Extracted records
++++++++

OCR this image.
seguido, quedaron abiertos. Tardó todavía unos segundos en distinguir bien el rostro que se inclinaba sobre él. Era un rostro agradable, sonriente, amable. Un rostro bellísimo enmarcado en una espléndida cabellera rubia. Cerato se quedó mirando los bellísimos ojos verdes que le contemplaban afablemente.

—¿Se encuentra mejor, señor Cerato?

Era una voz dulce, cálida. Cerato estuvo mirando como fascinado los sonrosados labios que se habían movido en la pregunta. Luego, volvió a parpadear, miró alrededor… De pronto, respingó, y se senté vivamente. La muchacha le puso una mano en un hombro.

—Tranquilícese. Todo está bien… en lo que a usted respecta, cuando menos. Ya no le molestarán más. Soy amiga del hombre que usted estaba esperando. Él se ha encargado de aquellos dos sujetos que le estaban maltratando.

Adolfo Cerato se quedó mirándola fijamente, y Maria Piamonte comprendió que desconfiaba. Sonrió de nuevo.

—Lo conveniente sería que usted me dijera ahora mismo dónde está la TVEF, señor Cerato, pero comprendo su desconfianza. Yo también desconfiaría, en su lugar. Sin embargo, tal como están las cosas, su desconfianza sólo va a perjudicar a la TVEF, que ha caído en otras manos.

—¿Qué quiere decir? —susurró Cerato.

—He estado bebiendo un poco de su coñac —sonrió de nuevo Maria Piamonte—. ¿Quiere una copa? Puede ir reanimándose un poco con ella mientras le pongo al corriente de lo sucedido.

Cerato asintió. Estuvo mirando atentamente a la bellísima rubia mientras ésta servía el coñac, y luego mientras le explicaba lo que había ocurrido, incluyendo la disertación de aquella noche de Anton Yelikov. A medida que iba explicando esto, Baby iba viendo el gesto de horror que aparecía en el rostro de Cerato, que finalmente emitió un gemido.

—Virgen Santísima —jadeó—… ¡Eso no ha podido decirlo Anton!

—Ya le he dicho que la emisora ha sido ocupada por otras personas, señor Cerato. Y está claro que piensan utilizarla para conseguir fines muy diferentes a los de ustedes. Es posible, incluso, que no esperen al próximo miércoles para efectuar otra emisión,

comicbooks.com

++++++++

## Exercise task:
Collect every line from the records above that contains the word "Maria".

## The answer:
Adolfo Cerato se quedó mirándola fijamente, y Maria Piamonte comprendió que desconfiaba. Sonrió de nuevo.
—He estado bebiendo un poco de su coñac —sonrió de nuevo Maria Piamonte—. ¿Quiere una copa? Puede ir reanimándose un poco con ella mientras le pongo al corriente de lo sucedido.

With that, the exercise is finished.